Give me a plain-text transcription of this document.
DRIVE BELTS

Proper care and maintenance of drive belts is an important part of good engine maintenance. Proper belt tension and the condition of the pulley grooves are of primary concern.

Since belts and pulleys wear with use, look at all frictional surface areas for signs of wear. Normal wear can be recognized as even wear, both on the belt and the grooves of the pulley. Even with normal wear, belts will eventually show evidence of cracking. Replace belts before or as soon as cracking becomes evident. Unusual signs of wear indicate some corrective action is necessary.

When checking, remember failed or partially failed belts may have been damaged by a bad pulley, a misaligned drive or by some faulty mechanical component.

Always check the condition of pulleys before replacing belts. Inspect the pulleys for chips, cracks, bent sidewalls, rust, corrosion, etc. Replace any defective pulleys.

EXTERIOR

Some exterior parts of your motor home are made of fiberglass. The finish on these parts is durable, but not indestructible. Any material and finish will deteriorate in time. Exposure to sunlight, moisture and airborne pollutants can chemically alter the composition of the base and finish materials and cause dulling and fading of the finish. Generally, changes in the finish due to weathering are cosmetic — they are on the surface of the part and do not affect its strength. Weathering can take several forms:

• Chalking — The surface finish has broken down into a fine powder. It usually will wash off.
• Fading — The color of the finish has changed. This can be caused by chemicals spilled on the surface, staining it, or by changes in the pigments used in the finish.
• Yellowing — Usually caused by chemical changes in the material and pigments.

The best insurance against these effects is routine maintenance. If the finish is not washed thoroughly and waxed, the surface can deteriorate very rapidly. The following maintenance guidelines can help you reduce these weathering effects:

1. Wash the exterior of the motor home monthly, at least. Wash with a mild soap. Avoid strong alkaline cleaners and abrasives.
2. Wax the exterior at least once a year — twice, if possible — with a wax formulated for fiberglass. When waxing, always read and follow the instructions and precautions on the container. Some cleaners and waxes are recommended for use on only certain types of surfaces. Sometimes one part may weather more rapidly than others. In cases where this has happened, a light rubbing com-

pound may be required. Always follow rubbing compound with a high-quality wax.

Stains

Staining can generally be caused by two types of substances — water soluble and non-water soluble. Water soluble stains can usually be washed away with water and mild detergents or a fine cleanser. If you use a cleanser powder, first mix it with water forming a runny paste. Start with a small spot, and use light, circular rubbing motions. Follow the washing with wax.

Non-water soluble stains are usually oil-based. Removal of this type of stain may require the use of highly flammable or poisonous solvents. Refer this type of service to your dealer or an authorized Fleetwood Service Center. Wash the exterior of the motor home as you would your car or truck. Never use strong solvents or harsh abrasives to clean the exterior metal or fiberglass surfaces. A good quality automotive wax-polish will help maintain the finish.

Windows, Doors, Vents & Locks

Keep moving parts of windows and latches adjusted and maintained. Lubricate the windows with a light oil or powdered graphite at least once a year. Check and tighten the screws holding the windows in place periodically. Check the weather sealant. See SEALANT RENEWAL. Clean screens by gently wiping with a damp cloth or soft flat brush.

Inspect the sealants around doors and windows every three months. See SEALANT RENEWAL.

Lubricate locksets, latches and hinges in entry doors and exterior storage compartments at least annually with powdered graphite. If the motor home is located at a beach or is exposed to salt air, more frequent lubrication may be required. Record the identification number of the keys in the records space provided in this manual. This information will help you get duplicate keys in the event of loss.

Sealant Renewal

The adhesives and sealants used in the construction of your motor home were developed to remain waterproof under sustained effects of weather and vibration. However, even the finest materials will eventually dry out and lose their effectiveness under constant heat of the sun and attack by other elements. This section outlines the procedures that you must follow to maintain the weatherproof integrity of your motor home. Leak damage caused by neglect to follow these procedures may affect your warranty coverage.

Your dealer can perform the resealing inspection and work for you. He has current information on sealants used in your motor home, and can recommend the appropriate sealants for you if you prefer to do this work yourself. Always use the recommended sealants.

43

◇ ◇ ◇ ◇

• [OBJECTIVE]:
Retype the records that precede this task, keeping them exactly the same.

• [TASK SOLUTION]:
Give me a plain-text transcription of this document.
DRIVE BELTS

Proper care and maintenance of drive belts is an important part of good engine maintenance. Proper belt tension and the condition of the pulley grooves are of primary concern.

Since belts and pulleys wear with use, look at all frictional surface areas for signs of wear. Normal wear can be recognized as even wear, both on the belt and the grooves of the pulley. Even with normal wear, belts will eventually show evidence of cracking. Replace belts before or as soon as cracking becomes evident. Unusual signs of wear indicate some corrective action is necessary.

When checking, remember failed or partially failed belts may have been damaged by a bad pulley, a misaligned drive or by some faulty mechanical component.

Always check the condition of pulleys before replacing belts. Inspect the pulleys for chips, cracks, bent sidewalls, rust, corrosion, etc. Replace any defective pulleys.

EXTERIOR

Some exterior parts of your motor home are made of fiberglass. The finish on these parts is durable, but not indestructible. Any material and finish will deteriorate in time. Exposure to sunlight, moisture and airborne pollutants can chemically alter the composition of the base and finish materials and cause dulling and fading of the finish. Generally, changes in the finish due to weathering are cosmetic — they are on the surface of the part and do not affect its strength. Weathering can take several forms:

• Chalking — The surface finish has broken down into a fine powder. It usually will wash off.
• Fading — The color of the finish has changed. This can be caused by chemicals spilled on the surface, staining it, or by changes in the pigments used in the finish.
• Yellowing — Usually caused by chemical changes in the material and pigments.

The best insurance against these effects is routine maintenance. If the finish is not washed thoroughly and waxed, the surface can deteriorate very rapidly. The following maintenance guidelines can help you reduce these weathering effects:

1. Wash the exterior of the motor home monthly, at least. Wash with a mild soap. Avoid strong alkaline cleaners and abrasives.
2. Wax the exterior at least once a year — twice, if possible — with a wax formulated for fiberglass. When waxing, always read and follow the instructions and precautions on the container. Some cleaners and waxes are recommended for use on only certain types of surfaces. Sometimes one part may weather more rapidly than others. In cases where this has happened, a light rubbing com-

pound may be required. Always follow rubbing compound with a high-quality wax.

Stains

Staining can generally be caused by two types of substances — water soluble and non-water soluble. Water soluble stains can usually be washed away with water and mild detergents or a fine cleanser. If you use a cleanser powder, first mix it with water forming a runny paste. Start with a small spot, and use light, circular rubbing motions. Follow the washing with wax.

Non-water soluble stains are usually oil-based. Removal of this type of stain may require the use of highly flammable or poisonous solvents. Refer this type of service to your dealer or an authorized Fleetwood Service Center. Wash the exterior of the motor home as you would your car or truck. Never use strong solvents or harsh abrasives to clean the exterior metal or fiberglass surfaces. A good quality automotive wax-polish will help maintain the finish.

Windows, Doors, Vents & Locks

Keep moving parts of windows and latches adjusted and maintained. Lubricate the windows with a light oil or powdered graphite at least once a year. Check and tighten the screws holding the windows in place periodically. Check the weather sealant. See SEALANT RENEWAL. Clean screens by gently wiping with a damp cloth or soft flat brush.

Inspect the sealants around doors and windows every three months. See SEALANT RENEWAL.

Lubricate locksets, latches and hinges in entry doors and exterior storage compartments at least annually with powdered graphite. If the motor home is located at a beach or is exposed to salt air, more frequent lubrication may be required. Record the identification number of the keys in the records space provided in this manual. This information will help you get duplicate keys in the event of loss.

Sealant Renewal

The adhesives and sealants used in the construction of your motor home were developed to remain waterproof under sustained effects of weather and vibration. However, even the finest materials will eventually dry out and lose their effectiveness under constant heat of the sun and attack by other elements. This section outlines the procedures that you must follow to maintain the weatherproof integrity of your motor home. Leak damage caused by neglect to follow these procedures may affect your warranty coverage.

Your dealer can perform the resealing inspection and work for you. He has current information on sealants used in your motor home, and can recommend the appropriate sealants for you if you prefer to do this work yourself. Always use the recommended sealants.

43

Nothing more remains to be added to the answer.